PROBLEM DESCRIPTION: Every record below should be printed exactly as given.

PROVIDED DATA:
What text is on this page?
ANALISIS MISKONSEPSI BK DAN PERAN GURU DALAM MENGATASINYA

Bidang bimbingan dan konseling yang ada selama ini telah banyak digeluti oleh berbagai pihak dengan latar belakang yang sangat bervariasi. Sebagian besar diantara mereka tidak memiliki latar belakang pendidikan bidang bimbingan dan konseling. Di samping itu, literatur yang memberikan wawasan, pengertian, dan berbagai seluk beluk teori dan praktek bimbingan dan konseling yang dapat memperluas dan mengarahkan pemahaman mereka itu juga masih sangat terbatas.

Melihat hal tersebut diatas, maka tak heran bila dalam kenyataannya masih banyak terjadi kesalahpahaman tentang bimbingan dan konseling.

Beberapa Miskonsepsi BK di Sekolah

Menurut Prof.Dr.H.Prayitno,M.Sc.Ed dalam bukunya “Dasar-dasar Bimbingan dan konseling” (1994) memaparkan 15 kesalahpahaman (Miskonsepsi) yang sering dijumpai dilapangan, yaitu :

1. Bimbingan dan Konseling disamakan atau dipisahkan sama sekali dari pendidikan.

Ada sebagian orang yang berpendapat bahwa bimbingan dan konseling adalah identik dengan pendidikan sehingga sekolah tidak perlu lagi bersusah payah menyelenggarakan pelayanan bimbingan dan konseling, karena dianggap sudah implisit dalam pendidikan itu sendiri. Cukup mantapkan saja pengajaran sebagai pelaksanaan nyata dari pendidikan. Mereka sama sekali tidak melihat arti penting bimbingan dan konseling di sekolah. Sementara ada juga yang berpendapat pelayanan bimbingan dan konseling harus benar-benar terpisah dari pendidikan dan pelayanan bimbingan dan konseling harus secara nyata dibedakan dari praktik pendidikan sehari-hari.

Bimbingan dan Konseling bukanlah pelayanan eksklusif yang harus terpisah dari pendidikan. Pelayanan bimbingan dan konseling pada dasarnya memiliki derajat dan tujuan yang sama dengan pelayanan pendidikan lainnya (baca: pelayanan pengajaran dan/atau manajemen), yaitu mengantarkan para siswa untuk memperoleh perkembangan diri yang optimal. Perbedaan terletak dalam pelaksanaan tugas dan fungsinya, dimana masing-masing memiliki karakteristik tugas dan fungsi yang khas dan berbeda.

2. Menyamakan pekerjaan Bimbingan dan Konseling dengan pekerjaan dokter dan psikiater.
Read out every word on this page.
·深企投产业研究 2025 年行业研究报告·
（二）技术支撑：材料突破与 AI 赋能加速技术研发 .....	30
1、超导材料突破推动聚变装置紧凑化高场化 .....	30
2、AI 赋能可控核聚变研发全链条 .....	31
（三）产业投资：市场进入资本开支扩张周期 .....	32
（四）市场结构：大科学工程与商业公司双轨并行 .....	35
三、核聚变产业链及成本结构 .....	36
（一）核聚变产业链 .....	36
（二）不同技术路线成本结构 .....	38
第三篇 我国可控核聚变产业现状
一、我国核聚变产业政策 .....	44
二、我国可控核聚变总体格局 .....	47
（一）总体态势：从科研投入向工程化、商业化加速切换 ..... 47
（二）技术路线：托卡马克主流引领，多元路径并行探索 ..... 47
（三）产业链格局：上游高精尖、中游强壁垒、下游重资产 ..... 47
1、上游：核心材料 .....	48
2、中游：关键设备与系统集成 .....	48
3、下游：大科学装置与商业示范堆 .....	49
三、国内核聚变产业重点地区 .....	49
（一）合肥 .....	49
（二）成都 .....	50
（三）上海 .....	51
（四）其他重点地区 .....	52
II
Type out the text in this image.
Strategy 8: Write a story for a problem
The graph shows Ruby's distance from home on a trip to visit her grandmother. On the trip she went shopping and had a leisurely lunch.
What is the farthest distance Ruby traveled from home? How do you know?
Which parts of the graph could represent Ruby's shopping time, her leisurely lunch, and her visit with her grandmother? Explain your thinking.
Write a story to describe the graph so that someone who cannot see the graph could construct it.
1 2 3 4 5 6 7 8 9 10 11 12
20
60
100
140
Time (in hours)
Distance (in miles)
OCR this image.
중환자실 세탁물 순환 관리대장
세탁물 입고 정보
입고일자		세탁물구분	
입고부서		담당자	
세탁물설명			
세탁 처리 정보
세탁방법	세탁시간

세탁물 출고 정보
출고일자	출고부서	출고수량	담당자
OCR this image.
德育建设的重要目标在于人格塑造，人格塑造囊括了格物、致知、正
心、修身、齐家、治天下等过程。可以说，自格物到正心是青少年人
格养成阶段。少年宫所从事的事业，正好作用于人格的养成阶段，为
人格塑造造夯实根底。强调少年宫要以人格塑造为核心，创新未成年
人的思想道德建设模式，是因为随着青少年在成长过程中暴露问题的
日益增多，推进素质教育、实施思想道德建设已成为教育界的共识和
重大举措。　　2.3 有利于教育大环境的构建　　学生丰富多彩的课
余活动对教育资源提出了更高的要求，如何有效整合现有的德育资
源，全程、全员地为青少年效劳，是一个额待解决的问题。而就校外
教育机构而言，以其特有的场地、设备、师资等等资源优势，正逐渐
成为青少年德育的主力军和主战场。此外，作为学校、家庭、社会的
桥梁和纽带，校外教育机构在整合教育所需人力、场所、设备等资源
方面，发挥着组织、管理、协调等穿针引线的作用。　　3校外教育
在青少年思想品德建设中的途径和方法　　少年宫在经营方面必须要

ANSWER TO THE PROBLEM:
What text is on this page?
ANALISIS MISKONSEPSI BK DAN PERAN GURU DALAM MENGATASINYA

Bidang bimbingan dan konseling yang ada selama ini telah banyak digeluti oleh berbagai pihak dengan latar belakang yang sangat bervariasi. Sebagian besar diantara mereka tidak memiliki latar belakang pendidikan bidang bimbingan dan konseling. Di samping itu, literatur yang memberikan wawasan, pengertian, dan berbagai seluk beluk teori dan praktek bimbingan dan konseling yang dapat memperluas dan mengarahkan pemahaman mereka itu juga masih sangat terbatas.

Melihat hal tersebut diatas, maka tak heran bila dalam kenyataannya masih banyak terjadi kesalahpahaman tentang bimbingan dan konseling.

Beberapa Miskonsepsi BK di Sekolah

Menurut Prof.Dr.H.Prayitno,M.Sc.Ed dalam bukunya “Dasar-dasar Bimbingan dan konseling” (1994) memaparkan 15 kesalahpahaman (Miskonsepsi) yang sering dijumpai dilapangan, yaitu :

1. Bimbingan dan Konseling disamakan atau dipisahkan sama sekali dari pendidikan.

Ada sebagian orang yang berpendapat bahwa bimbingan dan konseling adalah identik dengan pendidikan sehingga sekolah tidak perlu lagi bersusah payah menyelenggarakan pelayanan bimbingan dan konseling, karena dianggap sudah implisit dalam pendidikan itu sendiri. Cukup mantapkan saja pengajaran sebagai pelaksanaan nyata dari pendidikan. Mereka sama sekali tidak melihat arti penting bimbingan dan konseling di sekolah. Sementara ada juga yang berpendapat pelayanan bimbingan dan konseling harus benar-benar terpisah dari pendidikan dan pelayanan bimbingan dan konseling harus secara nyata dibedakan dari praktik pendidikan sehari-hari.

Bimbingan dan Konseling bukanlah pelayanan eksklusif yang harus terpisah dari pendidikan. Pelayanan bimbingan dan konseling pada dasarnya memiliki derajat dan tujuan yang sama dengan pelayanan pendidikan lainnya (baca: pelayanan pengajaran dan/atau manajemen), yaitu mengantarkan para siswa untuk memperoleh perkembangan diri yang optimal. Perbedaan terletak dalam pelaksanaan tugas dan fungsinya, dimana masing-masing memiliki karakteristik tugas dan fungsi yang khas dan berbeda.

2. Menyamakan pekerjaan Bimbingan dan Konseling dengan pekerjaan dokter dan psikiater.
Read out every word on this page.
·深企投产业研究 2025 年行业研究报告·
（二）技术支撑：材料突破与 AI 赋能加速技术研发 .....	30
1、超导材料突破推动聚变装置紧凑化高场化 .....	30
2、AI 赋能可控核聚变研发全链条 .....	31
（三）产业投资：市场进入资本开支扩张周期 .....	32
（四）市场结构：大科学工程与商业公司双轨并行 .....	35
三、核聚变产业链及成本结构 .....	36
（一）核聚变产业链 .....	36
（二）不同技术路线成本结构 .....	38
第三篇 我国可控核聚变产业现状
一、我国核聚变产业政策 .....	44
二、我国可控核聚变总体格局 .....	47
（一）总体态势：从科研投入向工程化、商业化加速切换 ..... 47
（二）技术路线：托卡马克主流引领，多元路径并行探索 ..... 47
（三）产业链格局：上游高精尖、中游强壁垒、下游重资产 ..... 47
1、上游：核心材料 .....	48
2、中游：关键设备与系统集成 .....	48
3、下游：大科学装置与商业示范堆 .....	49
三、国内核聚变产业重点地区 .....	49
（一）合肥 .....	49
（二）成都 .....	50
（三）上海 .....	51
（四）其他重点地区 .....	52
II
Type out the text in this image.
Strategy 8: Write a story for a problem
The graph shows Ruby's distance from home on a trip to visit her grandmother. On the trip she went shopping and had a leisurely lunch.
What is the farthest distance Ruby traveled from home? How do you know?
Which parts of the graph could represent Ruby's shopping time, her leisurely lunch, and her visit with her grandmother? Explain your thinking.
Write a story to describe the graph so that someone who cannot see the graph could construct it.
1 2 3 4 5 6 7 8 9 10 11 12
20
60
100
140
Time (in hours)
Distance (in miles)
OCR this image.
중환자실 세탁물 순환 관리대장
세탁물 입고 정보
입고일자		세탁물구분	
입고부서		담당자	
세탁물설명			
세탁 처리 정보
세탁방법	세탁시간

세탁물 출고 정보
출고일자	출고부서	출고수량	담당자
OCR this image.
德育建设的重要目标在于人格塑造，人格塑造囊括了格物、致知、正
心、修身、齐家、治天下等过程。可以说，自格物到正心是青少年人
格养成阶段。少年宫所从事的事业，正好作用于人格的养成阶段，为
人格塑造造夯实根底。强调少年宫要以人格塑造为核心，创新未成年
人的思想道德建设模式，是因为随着青少年在成长过程中暴露问题的
日益增多，推进素质教育、实施思想道德建设已成为教育界的共识和
重大举措。　　2.3 有利于教育大环境的构建　　学生丰富多彩的课
余活动对教育资源提出了更高的要求，如何有效整合现有的德育资
源，全程、全员地为青少年效劳，是一个额待解决的问题。而就校外
教育机构而言，以其特有的场地、设备、师资等等资源优势，正逐渐
成为青少年德育的主力军和主战场。此外，作为学校、家庭、社会的
桥梁和纽带，校外教育机构在整合教育所需人力、场所、设备等资源
方面，发挥着组织、管理、协调等穿针引线的作用。　　3校外教育
在青少年思想品德建设中的途径和方法　　少年宫在经营方面必须要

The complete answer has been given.